» **THE EXERCISE**
Reproduce every entry exactly, without alteration.

» **LISTING**
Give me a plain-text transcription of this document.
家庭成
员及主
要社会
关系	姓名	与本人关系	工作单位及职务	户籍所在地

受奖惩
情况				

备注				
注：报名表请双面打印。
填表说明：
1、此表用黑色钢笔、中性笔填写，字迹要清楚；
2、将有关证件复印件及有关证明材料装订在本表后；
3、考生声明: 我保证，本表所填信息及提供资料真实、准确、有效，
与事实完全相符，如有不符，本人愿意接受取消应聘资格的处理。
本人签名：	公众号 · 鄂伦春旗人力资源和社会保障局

» **COMPLETED EXERCISE**
Give me a plain-text transcription of this document.
家庭成
员及主
要社会
关系	姓名	与本人关系	工作单位及职务	户籍所在地

受奖惩
情况				

备注				
注：报名表请双面打印。
填表说明：
1、此表用黑色钢笔、中性笔填写，字迹要清楚；
2、将有关证件复印件及有关证明材料装订在本表后；
3、考生声明: 我保证，本表所填信息及提供资料真实、准确、有效，
与事实完全相符，如有不符，本人愿意接受取消应聘资格的处理。
本人签名：	公众号 · 鄂伦春旗人力资源和社会保障局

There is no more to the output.